Goal of the exercise: Write out every line of the material as it stands, apart from the pictures.

Collected data:
-- Start --

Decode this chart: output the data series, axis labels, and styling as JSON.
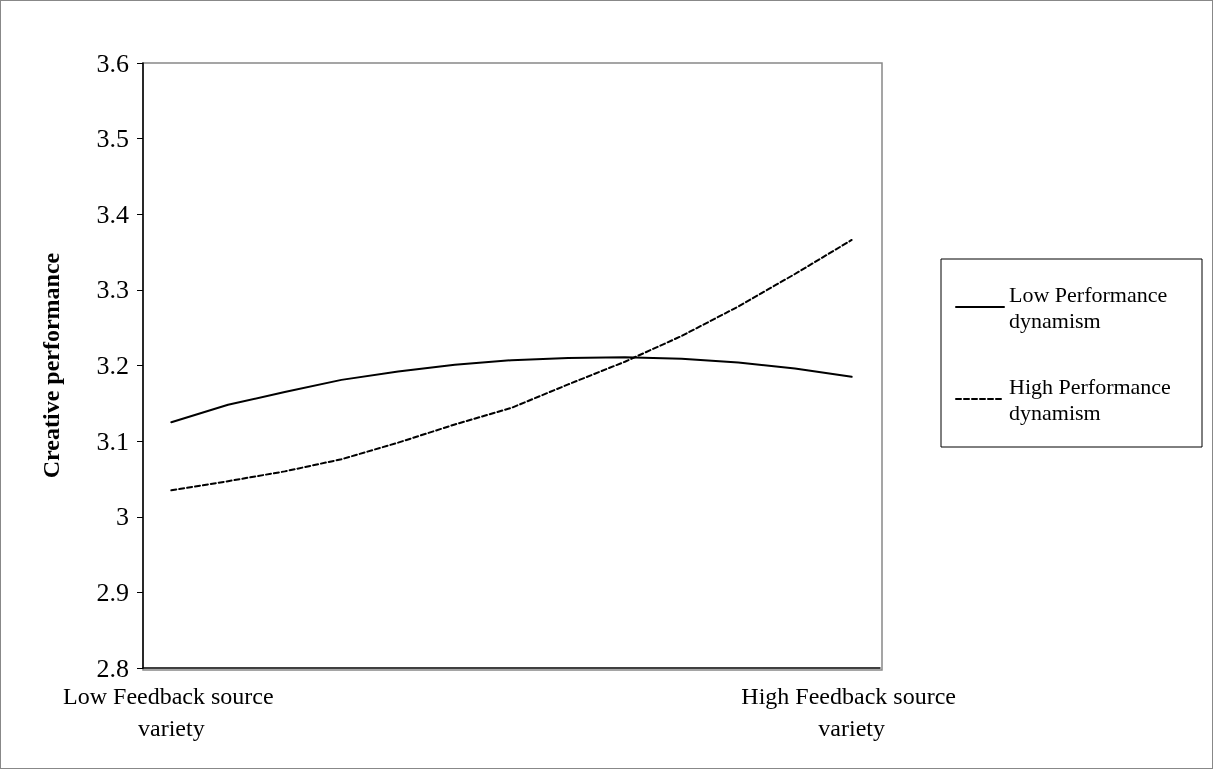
{
  "chart_data": {
    "type": "line",
    "ylabel": "Creative performance",
    "categories": [
      "Low Feedback source variety",
      null,
      null,
      null,
      null,
      null,
      null,
      null,
      null,
      null,
      null,
      null,
      "High Feedback source variety"
    ],
    "series": [
      {
        "name": "Low Performance dynamism",
        "color": "#000000",
        "line_style": "solid",
        "values": [
          3.125,
          3.148,
          3.165,
          3.181,
          3.192,
          3.201,
          3.207,
          3.21,
          3.211,
          3.209,
          3.204,
          3.196,
          3.185
        ]
      },
      {
        "name": "High Performance dynamism",
        "color": "#000000",
        "line_style": "dashed",
        "values": [
          3.035,
          3.047,
          3.06,
          3.076,
          3.098,
          3.122,
          3.144,
          3.175,
          3.205,
          3.239,
          3.278,
          3.321,
          3.366
        ]
      }
    ],
    "ylim": [
      2.8,
      3.6
    ],
    "yticks": [
      2.8,
      2.9,
      3,
      3.1,
      3.2,
      3.3,
      3.4,
      3.5,
      3.6
    ],
    "grid": false,
    "legend": "right",
    "marker": "none"
  }
}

-- End --

Finished task:
Decode this chart: output the data series, axis labels, and styling as JSON.
{
  "chart_data": {
    "type": "line",
    "ylabel": "Creative performance",
    "categories": [
      "Low Feedback source variety",
      null,
      null,
      null,
      null,
      null,
      null,
      null,
      null,
      null,
      null,
      null,
      "High Feedback source variety"
    ],
    "series": [
      {
        "name": "Low Performance dynamism",
        "color": "#000000",
        "line_style": "solid",
        "values": [
          3.125,
          3.148,
          3.165,
          3.181,
          3.192,
          3.201,
          3.207,
          3.21,
          3.211,
          3.209,
          3.204,
          3.196,
          3.185
        ]
      },
      {
        "name": "High Performance dynamism",
        "color": "#000000",
        "line_style": "dashed",
        "values": [
          3.035,
          3.047,
          3.06,
          3.076,
          3.098,
          3.122,
          3.144,
          3.175,
          3.205,
          3.239,
          3.278,
          3.321,
          3.366
        ]
      }
    ],
    "ylim": [
      2.8,
      3.6
    ],
    "yticks": [
      2.8,
      2.9,
      3,
      3.1,
      3.2,
      3.3,
      3.4,
      3.5,
      3.6
    ],
    "grid": false,
    "legend": "right",
    "marker": "none"
  }
}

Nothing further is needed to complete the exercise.